## Goal
Extract all records. Keep each one exact.

## Listing
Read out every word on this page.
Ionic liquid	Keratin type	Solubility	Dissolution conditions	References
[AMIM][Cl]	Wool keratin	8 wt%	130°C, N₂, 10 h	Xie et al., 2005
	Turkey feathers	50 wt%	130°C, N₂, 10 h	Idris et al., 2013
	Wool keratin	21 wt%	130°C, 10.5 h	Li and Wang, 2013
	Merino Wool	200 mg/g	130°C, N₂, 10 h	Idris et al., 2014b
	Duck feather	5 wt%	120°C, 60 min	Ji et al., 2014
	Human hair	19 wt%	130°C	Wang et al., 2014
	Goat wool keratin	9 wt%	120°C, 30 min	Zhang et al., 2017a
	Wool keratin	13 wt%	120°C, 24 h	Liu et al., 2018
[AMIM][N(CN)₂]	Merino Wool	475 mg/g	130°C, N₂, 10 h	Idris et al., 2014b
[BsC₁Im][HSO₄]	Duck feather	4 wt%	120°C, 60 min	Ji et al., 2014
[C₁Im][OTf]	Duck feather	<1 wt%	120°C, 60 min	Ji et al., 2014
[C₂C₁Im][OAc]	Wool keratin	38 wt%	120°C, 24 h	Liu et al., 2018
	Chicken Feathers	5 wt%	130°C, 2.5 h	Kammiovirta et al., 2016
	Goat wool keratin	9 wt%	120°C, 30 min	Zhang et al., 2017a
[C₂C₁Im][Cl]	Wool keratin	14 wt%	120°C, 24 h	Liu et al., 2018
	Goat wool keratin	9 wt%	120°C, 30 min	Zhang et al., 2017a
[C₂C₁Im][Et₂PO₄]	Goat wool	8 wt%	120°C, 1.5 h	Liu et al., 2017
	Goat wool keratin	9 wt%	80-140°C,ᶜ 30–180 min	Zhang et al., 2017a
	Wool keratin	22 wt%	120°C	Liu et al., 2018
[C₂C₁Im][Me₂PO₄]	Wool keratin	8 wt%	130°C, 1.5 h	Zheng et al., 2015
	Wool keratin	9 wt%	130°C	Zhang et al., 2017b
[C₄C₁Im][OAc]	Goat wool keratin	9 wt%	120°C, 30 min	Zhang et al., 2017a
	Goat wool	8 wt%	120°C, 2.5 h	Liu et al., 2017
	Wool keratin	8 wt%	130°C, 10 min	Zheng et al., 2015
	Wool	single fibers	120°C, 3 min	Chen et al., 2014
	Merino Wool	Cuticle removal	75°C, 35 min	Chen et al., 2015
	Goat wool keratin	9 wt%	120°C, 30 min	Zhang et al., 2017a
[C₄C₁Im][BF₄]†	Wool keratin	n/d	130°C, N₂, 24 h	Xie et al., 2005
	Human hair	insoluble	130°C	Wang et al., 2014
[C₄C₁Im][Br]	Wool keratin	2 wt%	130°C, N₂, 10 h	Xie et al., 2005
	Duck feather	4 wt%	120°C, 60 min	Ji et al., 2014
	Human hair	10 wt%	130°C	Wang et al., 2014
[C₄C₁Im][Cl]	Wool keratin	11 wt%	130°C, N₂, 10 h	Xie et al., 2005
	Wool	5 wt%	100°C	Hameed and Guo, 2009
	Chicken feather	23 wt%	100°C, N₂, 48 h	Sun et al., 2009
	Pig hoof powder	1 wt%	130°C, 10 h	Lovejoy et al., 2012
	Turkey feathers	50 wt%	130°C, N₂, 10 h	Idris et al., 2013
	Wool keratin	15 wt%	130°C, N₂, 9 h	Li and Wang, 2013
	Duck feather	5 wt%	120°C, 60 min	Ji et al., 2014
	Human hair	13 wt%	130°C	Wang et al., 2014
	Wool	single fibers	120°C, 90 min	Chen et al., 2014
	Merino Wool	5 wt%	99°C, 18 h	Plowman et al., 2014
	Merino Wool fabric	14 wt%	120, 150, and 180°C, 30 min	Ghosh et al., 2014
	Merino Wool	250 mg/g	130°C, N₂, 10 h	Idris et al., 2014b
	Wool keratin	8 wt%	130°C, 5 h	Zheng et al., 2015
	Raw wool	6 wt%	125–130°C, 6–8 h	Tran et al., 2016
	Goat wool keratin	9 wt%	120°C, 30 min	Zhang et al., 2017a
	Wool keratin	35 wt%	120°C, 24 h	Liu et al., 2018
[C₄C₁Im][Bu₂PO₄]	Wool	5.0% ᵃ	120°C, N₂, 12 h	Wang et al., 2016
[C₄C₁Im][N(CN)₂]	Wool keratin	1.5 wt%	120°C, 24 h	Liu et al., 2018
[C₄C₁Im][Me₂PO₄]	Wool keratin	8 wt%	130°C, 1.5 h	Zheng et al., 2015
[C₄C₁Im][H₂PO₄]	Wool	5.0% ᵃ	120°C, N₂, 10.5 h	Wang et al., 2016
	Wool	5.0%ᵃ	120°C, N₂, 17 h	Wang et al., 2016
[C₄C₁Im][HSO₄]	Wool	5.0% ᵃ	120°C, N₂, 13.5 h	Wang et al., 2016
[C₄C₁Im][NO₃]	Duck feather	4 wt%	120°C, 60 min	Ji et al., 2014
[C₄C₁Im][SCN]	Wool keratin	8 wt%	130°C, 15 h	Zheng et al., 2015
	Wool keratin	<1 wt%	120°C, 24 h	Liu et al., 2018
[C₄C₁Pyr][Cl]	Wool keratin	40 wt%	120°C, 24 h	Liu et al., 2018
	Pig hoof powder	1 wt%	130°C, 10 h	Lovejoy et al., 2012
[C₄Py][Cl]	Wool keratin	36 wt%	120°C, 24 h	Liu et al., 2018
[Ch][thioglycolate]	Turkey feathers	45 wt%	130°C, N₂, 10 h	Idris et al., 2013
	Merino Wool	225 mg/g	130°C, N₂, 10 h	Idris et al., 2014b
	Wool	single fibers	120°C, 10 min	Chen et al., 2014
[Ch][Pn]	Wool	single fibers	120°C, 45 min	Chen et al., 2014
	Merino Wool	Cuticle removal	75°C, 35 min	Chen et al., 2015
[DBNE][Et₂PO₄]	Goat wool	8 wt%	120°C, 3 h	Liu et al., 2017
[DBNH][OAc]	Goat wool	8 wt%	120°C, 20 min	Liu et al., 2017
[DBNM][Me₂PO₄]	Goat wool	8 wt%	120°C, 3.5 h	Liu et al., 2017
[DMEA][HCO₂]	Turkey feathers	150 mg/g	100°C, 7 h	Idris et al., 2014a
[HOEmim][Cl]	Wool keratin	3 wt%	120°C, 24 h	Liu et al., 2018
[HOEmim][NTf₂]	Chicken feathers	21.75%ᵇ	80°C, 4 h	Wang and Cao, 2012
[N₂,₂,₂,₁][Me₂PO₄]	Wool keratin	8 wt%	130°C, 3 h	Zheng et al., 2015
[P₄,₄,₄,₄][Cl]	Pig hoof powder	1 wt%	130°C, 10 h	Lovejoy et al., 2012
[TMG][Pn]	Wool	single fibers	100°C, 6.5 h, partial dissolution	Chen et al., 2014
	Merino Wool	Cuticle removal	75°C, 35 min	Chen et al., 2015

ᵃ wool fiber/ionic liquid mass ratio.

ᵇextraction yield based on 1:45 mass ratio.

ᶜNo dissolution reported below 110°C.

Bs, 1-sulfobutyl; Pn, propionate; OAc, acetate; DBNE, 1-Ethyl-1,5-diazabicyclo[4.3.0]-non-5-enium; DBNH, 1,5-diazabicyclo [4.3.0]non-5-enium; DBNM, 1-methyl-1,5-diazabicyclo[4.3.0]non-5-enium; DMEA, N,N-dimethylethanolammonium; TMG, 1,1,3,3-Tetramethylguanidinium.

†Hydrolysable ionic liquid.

## Full answer
Read out every word on this page.
Ionic liquid	Keratin type	Solubility	Dissolution conditions	References
[AMIM][Cl]	Wool keratin	8 wt%	130°C, N₂, 10 h	Xie et al., 2005
	Turkey feathers	50 wt%	130°C, N₂, 10 h	Idris et al., 2013
	Wool keratin	21 wt%	130°C, 10.5 h	Li and Wang, 2013
	Merino Wool	200 mg/g	130°C, N₂, 10 h	Idris et al., 2014b
	Duck feather	5 wt%	120°C, 60 min	Ji et al., 2014
	Human hair	19 wt%	130°C	Wang et al., 2014
	Goat wool keratin	9 wt%	120°C, 30 min	Zhang et al., 2017a
	Wool keratin	13 wt%	120°C, 24 h	Liu et al., 2018
[AMIM][N(CN)₂]	Merino Wool	475 mg/g	130°C, N₂, 10 h	Idris et al., 2014b
[BsC₁Im][HSO₄]	Duck feather	4 wt%	120°C, 60 min	Ji et al., 2014
[C₁Im][OTf]	Duck feather	<1 wt%	120°C, 60 min	Ji et al., 2014
[C₂C₁Im][OAc]	Wool keratin	38 wt%	120°C, 24 h	Liu et al., 2018
	Chicken Feathers	5 wt%	130°C, 2.5 h	Kammiovirta et al., 2016
	Goat wool keratin	9 wt%	120°C, 30 min	Zhang et al., 2017a
[C₂C₁Im][Cl]	Wool keratin	14 wt%	120°C, 24 h	Liu et al., 2018
	Goat wool keratin	9 wt%	120°C, 30 min	Zhang et al., 2017a
[C₂C₁Im][Et₂PO₄]	Goat wool	8 wt%	120°C, 1.5 h	Liu et al., 2017
	Goat wool keratin	9 wt%	80-140°C,ᶜ 30–180 min	Zhang et al., 2017a
	Wool keratin	22 wt%	120°C	Liu et al., 2018
[C₂C₁Im][Me₂PO₄]	Wool keratin	8 wt%	130°C, 1.5 h	Zheng et al., 2015
	Wool keratin	9 wt%	130°C	Zhang et al., 2017b
[C₄C₁Im][OAc]	Goat wool keratin	9 wt%	120°C, 30 min	Zhang et al., 2017a
	Goat wool	8 wt%	120°C, 2.5 h	Liu et al., 2017
	Wool keratin	8 wt%	130°C, 10 min	Zheng et al., 2015
	Wool	single fibers	120°C, 3 min	Chen et al., 2014
	Merino Wool	Cuticle removal	75°C, 35 min	Chen et al., 2015
	Goat wool keratin	9 wt%	120°C, 30 min	Zhang et al., 2017a
[C₄C₁Im][BF₄]†	Wool keratin	n/d	130°C, N₂, 24 h	Xie et al., 2005
	Human hair	insoluble	130°C	Wang et al., 2014
[C₄C₁Im][Br]	Wool keratin	2 wt%	130°C, N₂, 10 h	Xie et al., 2005
	Duck feather	4 wt%	120°C, 60 min	Ji et al., 2014
	Human hair	10 wt%	130°C	Wang et al., 2014
[C₄C₁Im][Cl]	Wool keratin	11 wt%	130°C, N₂, 10 h	Xie et al., 2005
	Wool	5 wt%	100°C	Hameed and Guo, 2009
	Chicken feather	23 wt%	100°C, N₂, 48 h	Sun et al., 2009
	Pig hoof powder	1 wt%	130°C, 10 h	Lovejoy et al., 2012
	Turkey feathers	50 wt%	130°C, N₂, 10 h	Idris et al., 2013
	Wool keratin	15 wt%	130°C, N₂, 9 h	Li and Wang, 2013
	Duck feather	5 wt%	120°C, 60 min	Ji et al., 2014
	Human hair	13 wt%	130°C	Wang et al., 2014
	Wool	single fibers	120°C, 90 min	Chen et al., 2014
	Merino Wool	5 wt%	99°C, 18 h	Plowman et al., 2014
	Merino Wool fabric	14 wt%	120, 150, and 180°C, 30 min	Ghosh et al., 2014
	Merino Wool	250 mg/g	130°C, N₂, 10 h	Idris et al., 2014b
	Wool keratin	8 wt%	130°C, 5 h	Zheng et al., 2015
	Raw wool	6 wt%	125–130°C, 6–8 h	Tran et al., 2016
	Goat wool keratin	9 wt%	120°C, 30 min	Zhang et al., 2017a
	Wool keratin	35 wt%	120°C, 24 h	Liu et al., 2018
[C₄C₁Im][Bu₂PO₄]	Wool	5.0% ᵃ	120°C, N₂, 12 h	Wang et al., 2016
[C₄C₁Im][N(CN)₂]	Wool keratin	1.5 wt%	120°C, 24 h	Liu et al., 2018
[C₄C₁Im][Me₂PO₄]	Wool keratin	8 wt%	130°C, 1.5 h	Zheng et al., 2015
[C₄C₁Im][H₂PO₄]	Wool	5.0% ᵃ	120°C, N₂, 10.5 h	Wang et al., 2016
	Wool	5.0%ᵃ	120°C, N₂, 17 h	Wang et al., 2016
[C₄C₁Im][HSO₄]	Wool	5.0% ᵃ	120°C, N₂, 13.5 h	Wang et al., 2016
[C₄C₁Im][NO₃]	Duck feather	4 wt%	120°C, 60 min	Ji et al., 2014
[C₄C₁Im][SCN]	Wool keratin	8 wt%	130°C, 15 h	Zheng et al., 2015
	Wool keratin	<1 wt%	120°C, 24 h	Liu et al., 2018
[C₄C₁Pyr][Cl]	Wool keratin	40 wt%	120°C, 24 h	Liu et al., 2018
	Pig hoof powder	1 wt%	130°C, 10 h	Lovejoy et al., 2012
[C₄Py][Cl]	Wool keratin	36 wt%	120°C, 24 h	Liu et al., 2018
[Ch][thioglycolate]	Turkey feathers	45 wt%	130°C, N₂, 10 h	Idris et al., 2013
	Merino Wool	225 mg/g	130°C, N₂, 10 h	Idris et al., 2014b
	Wool	single fibers	120°C, 10 min	Chen et al., 2014
[Ch][Pn]	Wool	single fibers	120°C, 45 min	Chen et al., 2014
	Merino Wool	Cuticle removal	75°C, 35 min	Chen et al., 2015
[DBNE][Et₂PO₄]	Goat wool	8 wt%	120°C, 3 h	Liu et al., 2017
[DBNH][OAc]	Goat wool	8 wt%	120°C, 20 min	Liu et al., 2017
[DBNM][Me₂PO₄]	Goat wool	8 wt%	120°C, 3.5 h	Liu et al., 2017
[DMEA][HCO₂]	Turkey feathers	150 mg/g	100°C, 7 h	Idris et al., 2014a
[HOEmim][Cl]	Wool keratin	3 wt%	120°C, 24 h	Liu et al., 2018
[HOEmim][NTf₂]	Chicken feathers	21.75%ᵇ	80°C, 4 h	Wang and Cao, 2012
[N₂,₂,₂,₁][Me₂PO₄]	Wool keratin	8 wt%	130°C, 3 h	Zheng et al., 2015
[P₄,₄,₄,₄][Cl]	Pig hoof powder	1 wt%	130°C, 10 h	Lovejoy et al., 2012
[TMG][Pn]	Wool	single fibers	100°C, 6.5 h, partial dissolution	Chen et al., 2014
	Merino Wool	Cuticle removal	75°C, 35 min	Chen et al., 2015

ᵃ wool fiber/ionic liquid mass ratio.

ᵇextraction yield based on 1:45 mass ratio.

ᶜNo dissolution reported below 110°C.

Bs, 1-sulfobutyl; Pn, propionate; OAc, acetate; DBNE, 1-Ethyl-1,5-diazabicyclo[4.3.0]-non-5-enium; DBNH, 1,5-diazabicyclo [4.3.0]non-5-enium; DBNM, 1-methyl-1,5-diazabicyclo[4.3.0]non-5-enium; DMEA, N,N-dimethylethanolammonium; TMG, 1,1,3,3-Tetramethylguanidinium.

†Hydrolysable ionic liquid.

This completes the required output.